— START DATA EXTRACT —

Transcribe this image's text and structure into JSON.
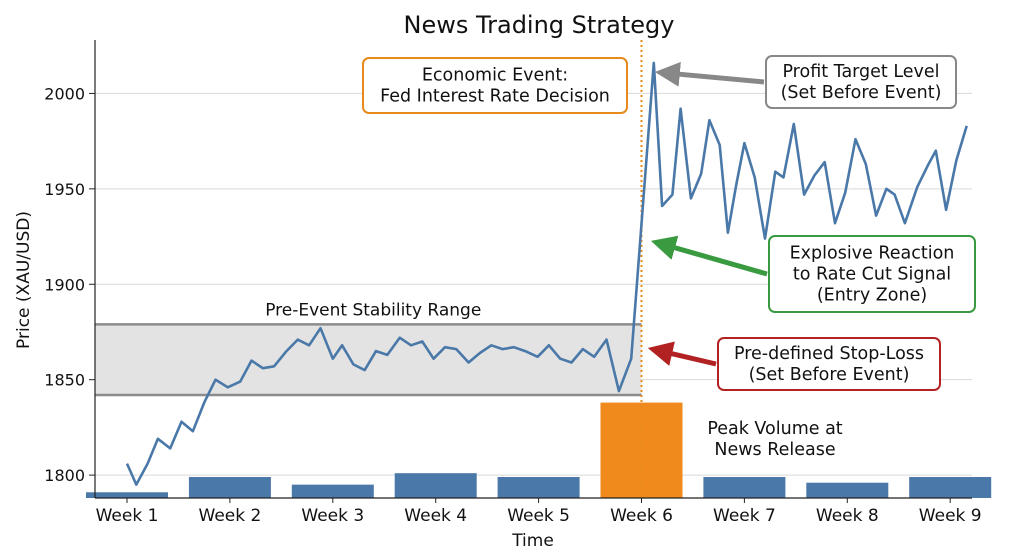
{
  "chart_data": {
    "type": "line",
    "title": "News Trading Strategy",
    "xlabel": "Time",
    "ylabel": "Price (XAU/USD)",
    "ylim": [
      1788,
      2028
    ],
    "yticks": [
      1800,
      1850,
      1900,
      1950,
      2000
    ],
    "grid": "horizontal",
    "categories": [
      "Week 1",
      "Week 2",
      "Week 3",
      "Week 4",
      "Week 5",
      "Week 6",
      "Week 7",
      "Week 8",
      "Week 9"
    ],
    "volume_bars": {
      "values": [
        1791,
        1799,
        1795,
        1801,
        1799,
        1838,
        1799,
        1796,
        1799
      ],
      "color": "#4a78a8",
      "highlight_index": 5,
      "highlight_color": "#f08a1c"
    },
    "price_series": {
      "color": "#4a78a8",
      "points": [
        [
          0.0,
          1806
        ],
        [
          0.09,
          1795
        ],
        [
          0.2,
          1806
        ],
        [
          0.3,
          1819
        ],
        [
          0.42,
          1814
        ],
        [
          0.53,
          1828
        ],
        [
          0.64,
          1823
        ],
        [
          0.75,
          1838
        ],
        [
          0.86,
          1850
        ],
        [
          0.98,
          1846
        ],
        [
          1.1,
          1849
        ],
        [
          1.21,
          1860
        ],
        [
          1.32,
          1856
        ],
        [
          1.43,
          1857
        ],
        [
          1.55,
          1865
        ],
        [
          1.66,
          1871
        ],
        [
          1.77,
          1868
        ],
        [
          1.88,
          1877
        ],
        [
          2.0,
          1861
        ],
        [
          2.09,
          1868
        ],
        [
          2.2,
          1858
        ],
        [
          2.31,
          1855
        ],
        [
          2.42,
          1865
        ],
        [
          2.53,
          1863
        ],
        [
          2.65,
          1872
        ],
        [
          2.76,
          1868
        ],
        [
          2.87,
          1870
        ],
        [
          2.98,
          1861
        ],
        [
          3.09,
          1867
        ],
        [
          3.2,
          1866
        ],
        [
          3.32,
          1859
        ],
        [
          3.43,
          1864
        ],
        [
          3.54,
          1868
        ],
        [
          3.65,
          1866
        ],
        [
          3.76,
          1867
        ],
        [
          3.87,
          1865
        ],
        [
          3.99,
          1862
        ],
        [
          4.1,
          1868
        ],
        [
          4.21,
          1861
        ],
        [
          4.32,
          1859
        ],
        [
          4.43,
          1866
        ],
        [
          4.54,
          1862
        ],
        [
          4.66,
          1871
        ],
        [
          4.78,
          1844
        ],
        [
          4.9,
          1861
        ],
        [
          5.12,
          2016
        ],
        [
          5.2,
          1941
        ],
        [
          5.3,
          1947
        ],
        [
          5.38,
          1992
        ],
        [
          5.48,
          1945
        ],
        [
          5.58,
          1958
        ],
        [
          5.66,
          1986
        ],
        [
          5.76,
          1973
        ],
        [
          5.84,
          1927
        ],
        [
          5.92,
          1952
        ],
        [
          6.0,
          1974
        ],
        [
          6.1,
          1956
        ],
        [
          6.2,
          1924
        ],
        [
          6.3,
          1959
        ],
        [
          6.38,
          1956
        ],
        [
          6.48,
          1984
        ],
        [
          6.58,
          1947
        ],
        [
          6.68,
          1957
        ],
        [
          6.78,
          1964
        ],
        [
          6.88,
          1932
        ],
        [
          6.98,
          1948
        ],
        [
          7.08,
          1976
        ],
        [
          7.18,
          1963
        ],
        [
          7.28,
          1936
        ],
        [
          7.38,
          1950
        ],
        [
          7.46,
          1947
        ],
        [
          7.56,
          1932
        ],
        [
          7.68,
          1951
        ],
        [
          7.78,
          1962
        ],
        [
          7.86,
          1970
        ],
        [
          7.96,
          1939
        ],
        [
          8.06,
          1965
        ],
        [
          8.16,
          1983
        ]
      ]
    },
    "event_line": {
      "x": 5.0,
      "color": "#e8891c"
    },
    "stability_range": {
      "y_low": 1842,
      "y_high": 1879,
      "label": "Pre-Event Stability Range"
    },
    "annotations": [
      {
        "id": "event",
        "lines": [
          "Economic Event:",
          "Fed Interest Rate Decision"
        ],
        "border": "#e8891c"
      },
      {
        "id": "target",
        "lines": [
          "Profit Target Level",
          "(Set Before Event)"
        ],
        "border": "#888888",
        "arrow": "#888888",
        "target_x": 5.12,
        "target_y": 2011
      },
      {
        "id": "reaction",
        "lines": [
          "Explosive Reaction",
          "to Rate Cut Signal",
          "(Entry Zone)"
        ],
        "border": "#3a9a40",
        "arrow": "#3a9a40",
        "target_x": 5.08,
        "target_y": 1922
      },
      {
        "id": "stoploss",
        "lines": [
          "Pre-defined Stop-Loss",
          "(Set Before Event)"
        ],
        "border": "#b22222",
        "arrow": "#b22222",
        "target_x": 5.05,
        "target_y": 1866
      },
      {
        "id": "volume",
        "lines": [
          "Peak Volume at",
          "News Release"
        ]
      }
    ]
  }
}
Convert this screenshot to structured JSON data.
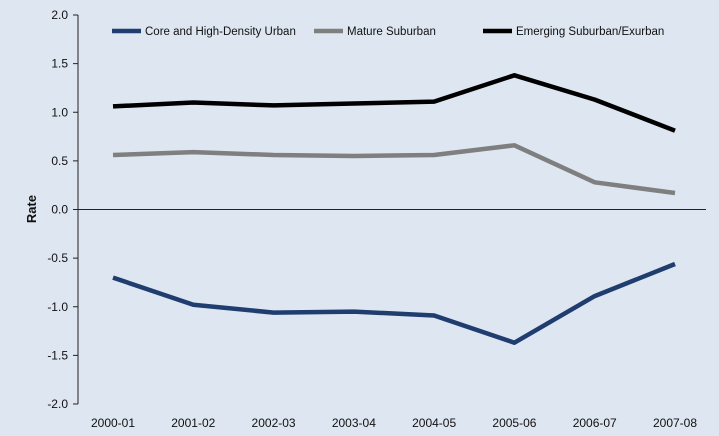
{
  "chart_data": {
    "type": "line",
    "title": "",
    "xlabel": "",
    "ylabel": "Rate",
    "categories": [
      "2000-01",
      "2001-02",
      "2002-03",
      "2003-04",
      "2004-05",
      "2005-06",
      "2006-07",
      "2007-08"
    ],
    "ylim": [
      -2.0,
      2.0
    ],
    "yticks": [
      -2.0,
      -1.5,
      -1.0,
      -0.5,
      0.0,
      0.5,
      1.0,
      1.5,
      2.0
    ],
    "ytick_labels": [
      "-2.0",
      "-1.5",
      "-1.0",
      "-0.5",
      "0.0",
      "0.5",
      "1.0",
      "1.5",
      "2.0"
    ],
    "grid": false,
    "legend_position": "top",
    "series": [
      {
        "name": "Core and High-Density Urban",
        "color": "#1f3d6e",
        "values": [
          -0.7,
          -0.98,
          -1.06,
          -1.05,
          -1.09,
          -1.37,
          -0.89,
          -0.56
        ]
      },
      {
        "name": "Mature Suburban",
        "color": "#7f7f7f",
        "values": [
          0.56,
          0.59,
          0.56,
          0.55,
          0.56,
          0.66,
          0.28,
          0.17
        ]
      },
      {
        "name": "Emerging Suburban/Exurban",
        "color": "#000000",
        "values": [
          1.06,
          1.1,
          1.07,
          1.09,
          1.11,
          1.38,
          1.13,
          0.81
        ]
      }
    ]
  }
}
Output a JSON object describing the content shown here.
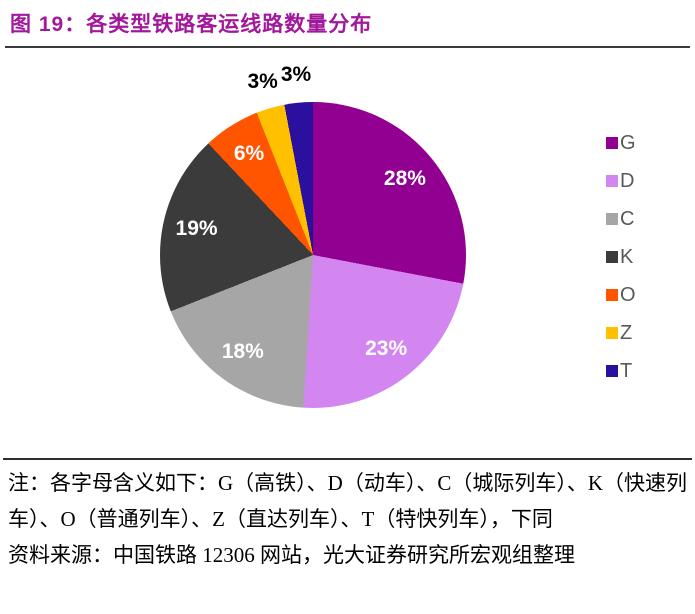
{
  "header": {
    "title": "图 19：各类型铁路客运线路数量分布"
  },
  "chart_data": {
    "type": "pie",
    "title": "各类型铁路客运线路数量分布",
    "start_angle_deg": 0,
    "direction": "clockwise",
    "legend_position": "right",
    "legend_text_color": "#595959",
    "slices": [
      {
        "label": "G",
        "value": 28,
        "display": "28%",
        "color": "#920092",
        "label_color": "#ffffff",
        "label_placement": "inside"
      },
      {
        "label": "D",
        "value": 23,
        "display": "23%",
        "color": "#D486F0",
        "label_color": "#ffffff",
        "label_placement": "inside"
      },
      {
        "label": "C",
        "value": 18,
        "display": "18%",
        "color": "#A6A6A6",
        "label_color": "#ffffff",
        "label_placement": "inside"
      },
      {
        "label": "K",
        "value": 19,
        "display": "19%",
        "color": "#3B3B3B",
        "label_color": "#ffffff",
        "label_placement": "inside"
      },
      {
        "label": "O",
        "value": 6,
        "display": "6%",
        "color": "#FF5400",
        "label_color": "#ffffff",
        "label_placement": "inside"
      },
      {
        "label": "Z",
        "value": 3,
        "display": "3%",
        "color": "#FFC000",
        "label_color": "#000000",
        "label_placement": "outside"
      },
      {
        "label": "T",
        "value": 3,
        "display": "3%",
        "color": "#2B10A0",
        "label_color": "#000000",
        "label_placement": "outside"
      }
    ]
  },
  "footer": {
    "note": "注：各字母含义如下：G（高铁）、D（动车）、C（城际列车）、K（快速列车）、O（普通列车）、Z（直达列车）、T（特快列车），下同",
    "source": "资料来源：中国铁路 12306 网站，光大证券研究所宏观组整理"
  },
  "colors": {
    "title": "#A2189C",
    "rule": "#3A3A3A"
  }
}
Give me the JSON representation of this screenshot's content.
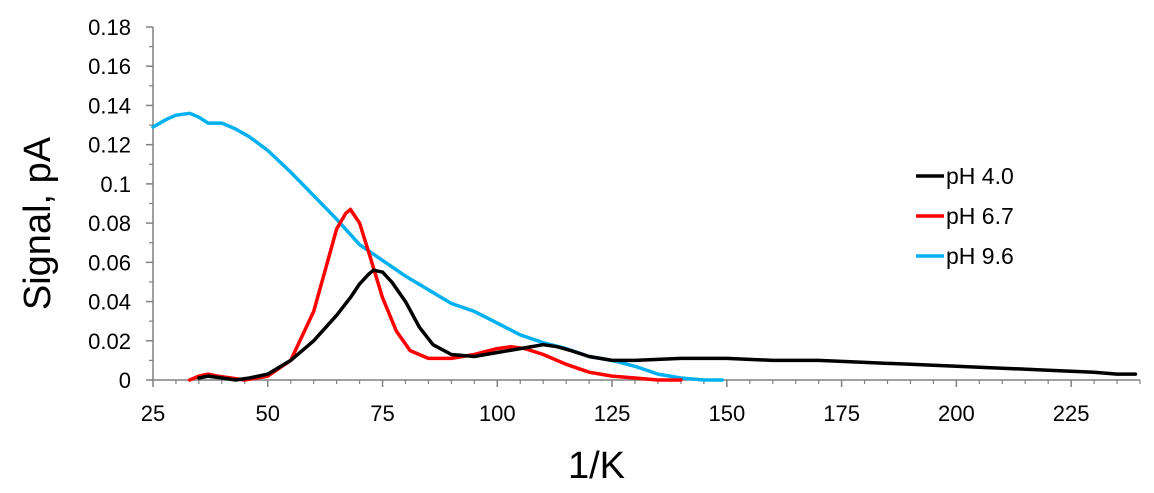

— END DATA EXTRACT —

Extract from the material all lines containing the string "name".

[COMPLETE OUTPUT]:
        "name": "Core and High-Density Urban",
        "name": "Mature Suburban",
        "name": "Emerging Suburban/Exurban",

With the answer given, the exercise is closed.